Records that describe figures

>>>

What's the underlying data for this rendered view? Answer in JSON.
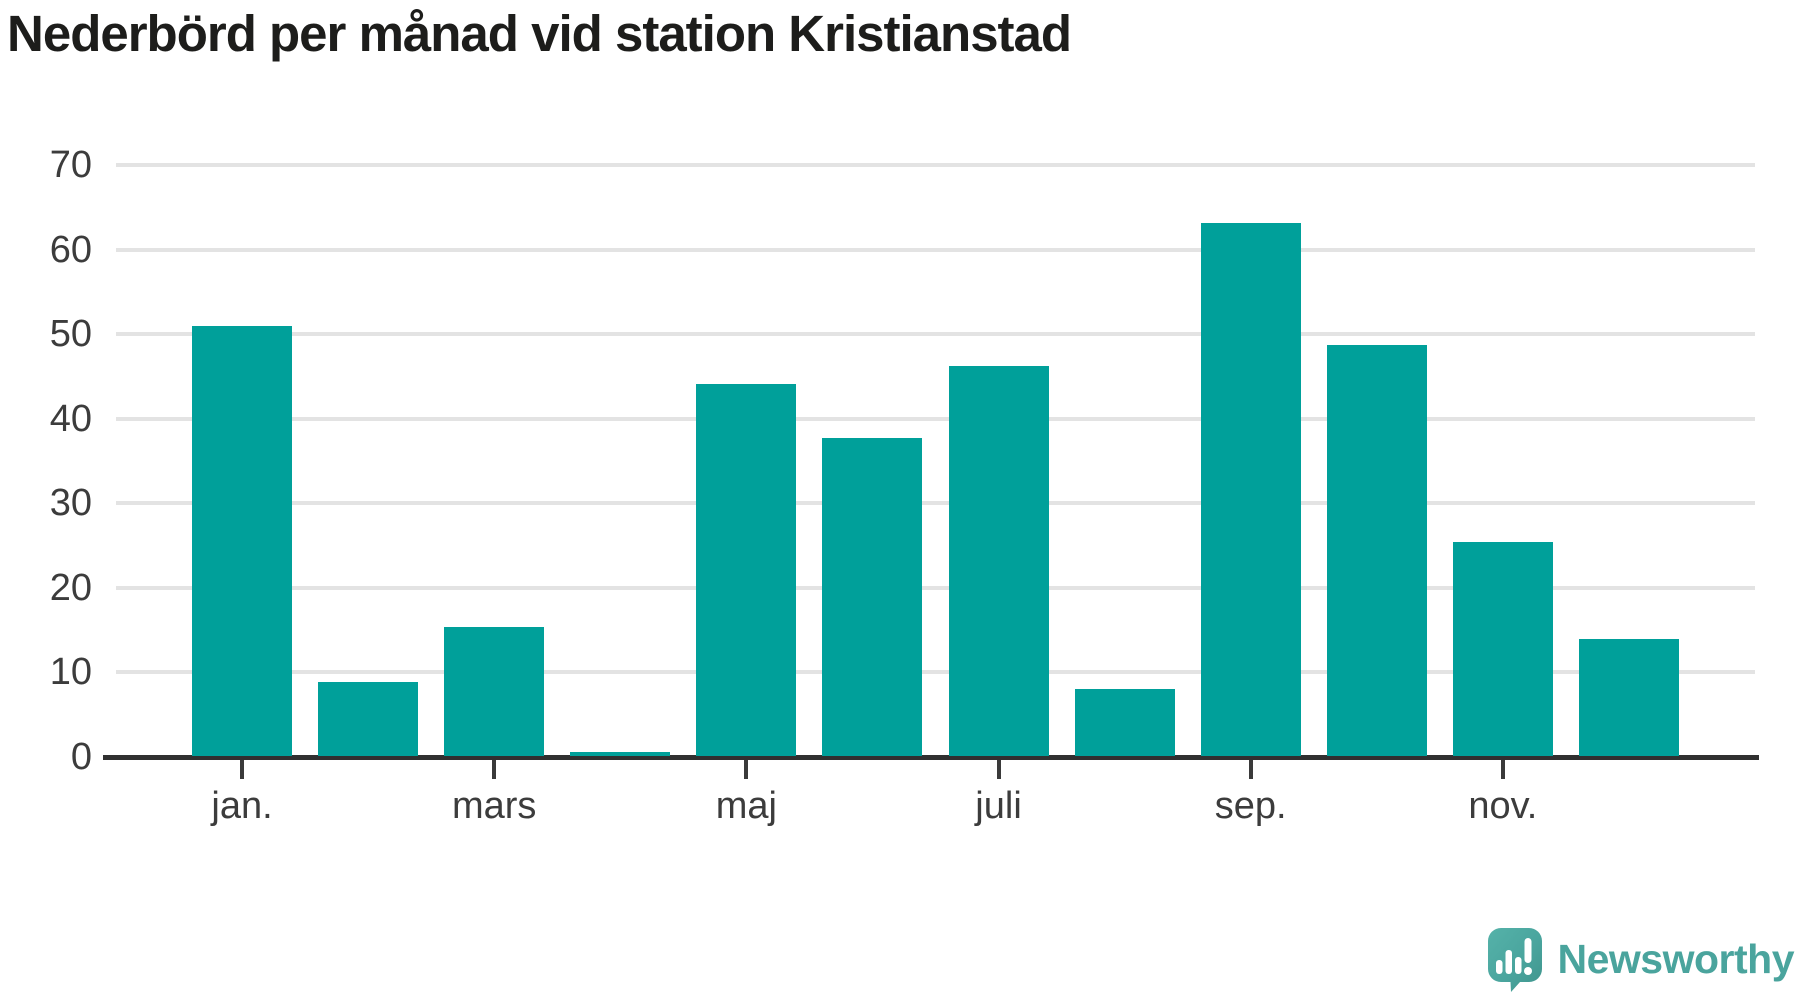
{
  "title": "Nederbörd per månad vid station Kristianstad",
  "chart_data": {
    "type": "bar",
    "title": "Nederbörd per månad vid station Kristianstad",
    "bars": [
      {
        "tick_label": "jan.",
        "value": 50.8
      },
      {
        "value": 8.8
      },
      {
        "tick_label": "mars",
        "value": 15.3
      },
      {
        "value": 0.5
      },
      {
        "tick_label": "maj",
        "value": 44.0
      },
      {
        "value": 37.6
      },
      {
        "tick_label": "juli",
        "value": 46.1
      },
      {
        "value": 7.9
      },
      {
        "tick_label": "sep.",
        "value": 63.0
      },
      {
        "value": 48.6
      },
      {
        "tick_label": "nov.",
        "value": 25.3
      },
      {
        "value": 13.8
      }
    ],
    "yticks": [
      0,
      10,
      20,
      30,
      40,
      50,
      60,
      70
    ],
    "ylim": [
      0,
      70
    ],
    "xlabel": "",
    "ylabel": "",
    "grid": "horizontal",
    "legend": "none",
    "bar_color": "#00a09a"
  },
  "colors": {
    "bar": "#00a09a",
    "title_text": "#1d1d1b",
    "axis_line": "#303030",
    "gridline": "#e3e3e3",
    "tick_text": "#3c3c3c",
    "logo_teal": "#4aa49d"
  },
  "logo": {
    "text": "Newsworthy",
    "icon": "speech-bubble-with-bar-chart-and-exclamation"
  }
}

<<<

For each line above that contains the word "Kristianstad", copy that line.

  "title": "Nederbörd per månad vid station Kristianstad",
    "title": "Nederbörd per månad vid station Kristianstad",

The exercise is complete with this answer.